Locate all lines with the word "text". Copy them.

■ Record list

+===+

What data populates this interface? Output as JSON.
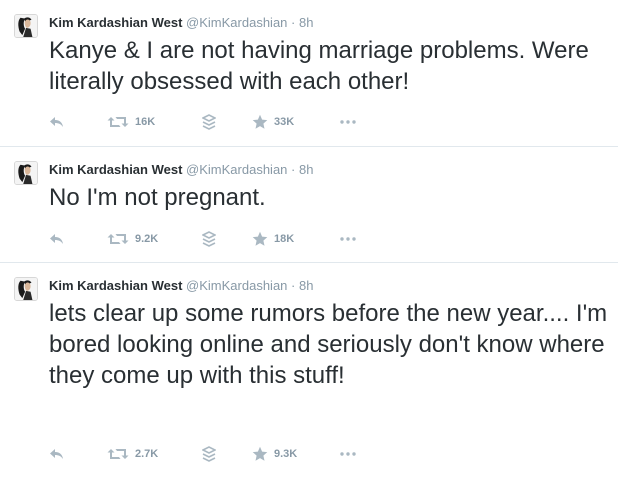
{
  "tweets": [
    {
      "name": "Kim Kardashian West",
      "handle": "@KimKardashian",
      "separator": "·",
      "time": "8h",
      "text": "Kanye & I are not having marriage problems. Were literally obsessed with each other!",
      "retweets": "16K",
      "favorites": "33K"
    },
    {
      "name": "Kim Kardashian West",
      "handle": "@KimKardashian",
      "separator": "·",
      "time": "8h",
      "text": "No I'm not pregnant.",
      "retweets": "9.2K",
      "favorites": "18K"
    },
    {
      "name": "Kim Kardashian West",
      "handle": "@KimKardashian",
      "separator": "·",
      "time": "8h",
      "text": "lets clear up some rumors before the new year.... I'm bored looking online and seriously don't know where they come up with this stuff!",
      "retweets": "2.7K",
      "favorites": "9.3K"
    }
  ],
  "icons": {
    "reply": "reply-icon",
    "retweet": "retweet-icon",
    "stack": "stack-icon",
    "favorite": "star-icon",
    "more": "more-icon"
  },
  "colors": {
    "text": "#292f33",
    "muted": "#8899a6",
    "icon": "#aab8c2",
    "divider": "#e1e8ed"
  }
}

+===+

■ Expected answer
      "text": "Kanye & I are not having marriage problems. Were literally obsessed with each other!",
      "text": "No I'm not pregnant.",
      "text": "lets clear up some rumors before the new year.... I'm bored looking online and seriously don't know where they come up with this stuff!",
    "text": "#292f33",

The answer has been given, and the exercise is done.